The request:
Write out the entire listing below exactly, with the pictures left out.

Records from a collection of figures:
== == ==
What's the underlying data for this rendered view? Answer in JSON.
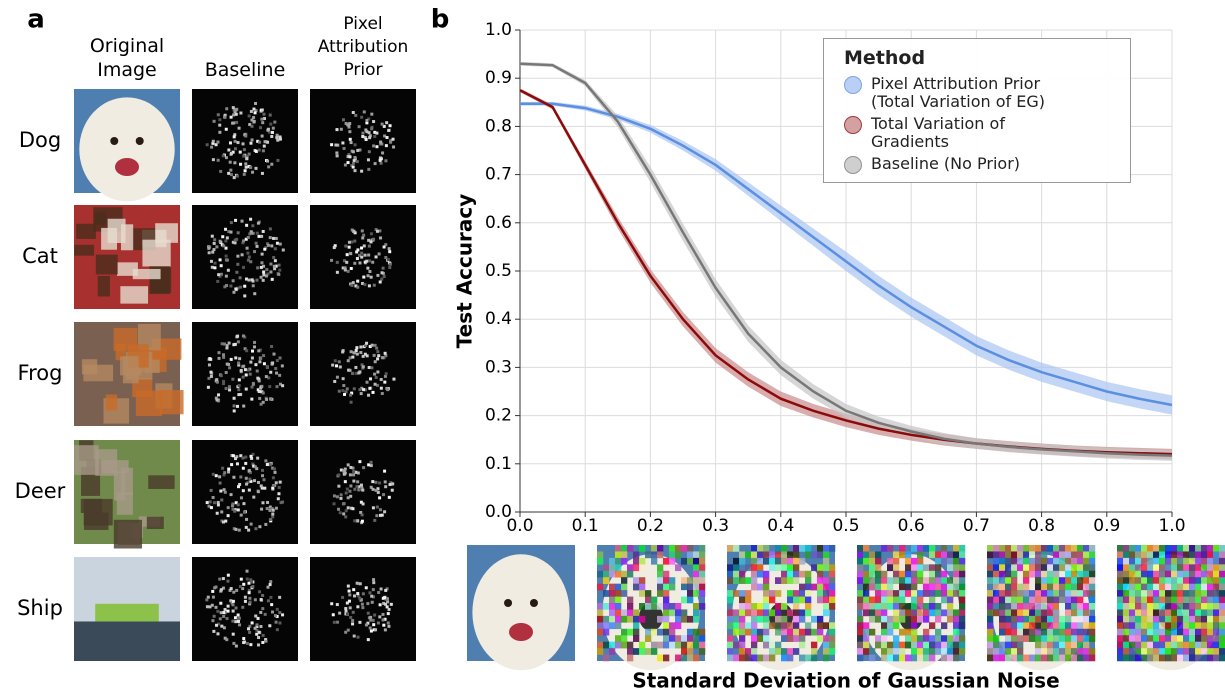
{
  "panel_a": {
    "label": "a",
    "columns": [
      "Original Image",
      "Baseline",
      "Pixel Attribution Prior"
    ],
    "rows": [
      "Dog",
      "Cat",
      "Frog",
      "Deer",
      "Ship"
    ]
  },
  "chart_data": {
    "type": "line",
    "panel_label": "b",
    "x_label": "Standard Deviation of Gaussian Noise",
    "y_label": "Test Accuracy",
    "legend_title": "Method",
    "legend": "top-right",
    "grid": true,
    "xlim": [
      0,
      1
    ],
    "ylim": [
      0,
      1
    ],
    "xticks": [
      {
        "value": 0,
        "label": "0.0"
      },
      {
        "value": 0.1,
        "label": "0.1"
      },
      {
        "value": 0.2,
        "label": "0.2"
      },
      {
        "value": 0.3,
        "label": "0.3"
      },
      {
        "value": 0.4,
        "label": "0.4"
      },
      {
        "value": 0.5,
        "label": "0.5"
      },
      {
        "value": 0.6,
        "label": "0.6"
      },
      {
        "value": 0.7,
        "label": "0.7"
      },
      {
        "value": 0.8,
        "label": "0.8"
      },
      {
        "value": 0.9,
        "label": "0.9"
      },
      {
        "value": 1,
        "label": "1.0"
      }
    ],
    "yticks": [
      {
        "value": 0,
        "label": "0.0"
      },
      {
        "value": 0.1,
        "label": "0.1"
      },
      {
        "value": 0.2,
        "label": "0.2"
      },
      {
        "value": 0.3,
        "label": "0.3"
      },
      {
        "value": 0.4,
        "label": "0.4"
      },
      {
        "value": 0.5,
        "label": "0.5"
      },
      {
        "value": 0.6,
        "label": "0.6"
      },
      {
        "value": 0.7,
        "label": "0.7"
      },
      {
        "value": 0.8,
        "label": "0.8"
      },
      {
        "value": 0.9,
        "label": "0.9"
      },
      {
        "value": 1,
        "label": "1.0"
      }
    ],
    "x": [
      0,
      0.05,
      0.1,
      0.15,
      0.2,
      0.25,
      0.3,
      0.35,
      0.4,
      0.45,
      0.5,
      0.55,
      0.6,
      0.65,
      0.7,
      0.75,
      0.8,
      0.85,
      0.9,
      0.95,
      1
    ],
    "series": [
      {
        "name": "Pixel Attribution Prior (Total Variation of EG)",
        "color": "#5b8fe0",
        "band_color": "#a9c4f2",
        "values": [
          0.847,
          0.847,
          0.838,
          0.82,
          0.795,
          0.76,
          0.72,
          0.67,
          0.62,
          0.57,
          0.52,
          0.47,
          0.425,
          0.385,
          0.345,
          0.315,
          0.29,
          0.27,
          0.25,
          0.235,
          0.222
        ],
        "errors": [
          0.004,
          0.004,
          0.005,
          0.006,
          0.008,
          0.01,
          0.012,
          0.014,
          0.016,
          0.018,
          0.02,
          0.02,
          0.02,
          0.02,
          0.02,
          0.02,
          0.02,
          0.02,
          0.02,
          0.02,
          0.02
        ]
      },
      {
        "name": "Total Variation of Gradients",
        "color": "#8b0a0a",
        "band_color": "#c98a8a",
        "values": [
          0.875,
          0.84,
          0.72,
          0.6,
          0.49,
          0.4,
          0.325,
          0.275,
          0.235,
          0.21,
          0.19,
          0.173,
          0.16,
          0.15,
          0.142,
          0.136,
          0.131,
          0.127,
          0.124,
          0.122,
          0.12
        ],
        "errors": [
          0.004,
          0.005,
          0.008,
          0.012,
          0.014,
          0.015,
          0.015,
          0.015,
          0.015,
          0.014,
          0.014,
          0.013,
          0.012,
          0.012,
          0.011,
          0.011,
          0.011,
          0.011,
          0.011,
          0.011,
          0.011
        ]
      },
      {
        "name": "Baseline (No Prior)",
        "color": "#777777",
        "band_color": "#c4c4c4",
        "values": [
          0.93,
          0.927,
          0.89,
          0.81,
          0.7,
          0.58,
          0.465,
          0.37,
          0.3,
          0.25,
          0.21,
          0.185,
          0.167,
          0.152,
          0.142,
          0.135,
          0.13,
          0.126,
          0.122,
          0.119,
          0.117
        ],
        "errors": [
          0.004,
          0.004,
          0.006,
          0.012,
          0.016,
          0.018,
          0.018,
          0.017,
          0.016,
          0.015,
          0.014,
          0.013,
          0.012,
          0.012,
          0.011,
          0.011,
          0.011,
          0.011,
          0.011,
          0.011,
          0.011
        ]
      }
    ]
  }
}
== == ==
Answer in full:
What's the underlying data for this rendered view? Answer in JSON.
{
  "panel_a": {
    "label": "a",
    "columns": [
      "Original Image",
      "Baseline",
      "Pixel Attribution Prior"
    ],
    "rows": [
      "Dog",
      "Cat",
      "Frog",
      "Deer",
      "Ship"
    ]
  },
  "chart_data": {
    "type": "line",
    "panel_label": "b",
    "x_label": "Standard Deviation of Gaussian Noise",
    "y_label": "Test Accuracy",
    "legend_title": "Method",
    "legend": "top-right",
    "grid": true,
    "xlim": [
      0,
      1
    ],
    "ylim": [
      0,
      1
    ],
    "xticks": [
      {
        "value": 0,
        "label": "0.0"
      },
      {
        "value": 0.1,
        "label": "0.1"
      },
      {
        "value": 0.2,
        "label": "0.2"
      },
      {
        "value": 0.3,
        "label": "0.3"
      },
      {
        "value": 0.4,
        "label": "0.4"
      },
      {
        "value": 0.5,
        "label": "0.5"
      },
      {
        "value": 0.6,
        "label": "0.6"
      },
      {
        "value": 0.7,
        "label": "0.7"
      },
      {
        "value": 0.8,
        "label": "0.8"
      },
      {
        "value": 0.9,
        "label": "0.9"
      },
      {
        "value": 1,
        "label": "1.0"
      }
    ],
    "yticks": [
      {
        "value": 0,
        "label": "0.0"
      },
      {
        "value": 0.1,
        "label": "0.1"
      },
      {
        "value": 0.2,
        "label": "0.2"
      },
      {
        "value": 0.3,
        "label": "0.3"
      },
      {
        "value": 0.4,
        "label": "0.4"
      },
      {
        "value": 0.5,
        "label": "0.5"
      },
      {
        "value": 0.6,
        "label": "0.6"
      },
      {
        "value": 0.7,
        "label": "0.7"
      },
      {
        "value": 0.8,
        "label": "0.8"
      },
      {
        "value": 0.9,
        "label": "0.9"
      },
      {
        "value": 1,
        "label": "1.0"
      }
    ],
    "x": [
      0,
      0.05,
      0.1,
      0.15,
      0.2,
      0.25,
      0.3,
      0.35,
      0.4,
      0.45,
      0.5,
      0.55,
      0.6,
      0.65,
      0.7,
      0.75,
      0.8,
      0.85,
      0.9,
      0.95,
      1
    ],
    "series": [
      {
        "name": "Pixel Attribution Prior (Total Variation of EG)",
        "color": "#5b8fe0",
        "band_color": "#a9c4f2",
        "values": [
          0.847,
          0.847,
          0.838,
          0.82,
          0.795,
          0.76,
          0.72,
          0.67,
          0.62,
          0.57,
          0.52,
          0.47,
          0.425,
          0.385,
          0.345,
          0.315,
          0.29,
          0.27,
          0.25,
          0.235,
          0.222
        ],
        "errors": [
          0.004,
          0.004,
          0.005,
          0.006,
          0.008,
          0.01,
          0.012,
          0.014,
          0.016,
          0.018,
          0.02,
          0.02,
          0.02,
          0.02,
          0.02,
          0.02,
          0.02,
          0.02,
          0.02,
          0.02,
          0.02
        ]
      },
      {
        "name": "Total Variation of Gradients",
        "color": "#8b0a0a",
        "band_color": "#c98a8a",
        "values": [
          0.875,
          0.84,
          0.72,
          0.6,
          0.49,
          0.4,
          0.325,
          0.275,
          0.235,
          0.21,
          0.19,
          0.173,
          0.16,
          0.15,
          0.142,
          0.136,
          0.131,
          0.127,
          0.124,
          0.122,
          0.12
        ],
        "errors": [
          0.004,
          0.005,
          0.008,
          0.012,
          0.014,
          0.015,
          0.015,
          0.015,
          0.015,
          0.014,
          0.014,
          0.013,
          0.012,
          0.012,
          0.011,
          0.011,
          0.011,
          0.011,
          0.011,
          0.011,
          0.011
        ]
      },
      {
        "name": "Baseline (No Prior)",
        "color": "#777777",
        "band_color": "#c4c4c4",
        "values": [
          0.93,
          0.927,
          0.89,
          0.81,
          0.7,
          0.58,
          0.465,
          0.37,
          0.3,
          0.25,
          0.21,
          0.185,
          0.167,
          0.152,
          0.142,
          0.135,
          0.13,
          0.126,
          0.122,
          0.119,
          0.117
        ],
        "errors": [
          0.004,
          0.004,
          0.006,
          0.012,
          0.016,
          0.018,
          0.018,
          0.017,
          0.016,
          0.015,
          0.014,
          0.013,
          0.012,
          0.012,
          0.011,
          0.011,
          0.011,
          0.011,
          0.011,
          0.011,
          0.011
        ]
      }
    ]
  }
}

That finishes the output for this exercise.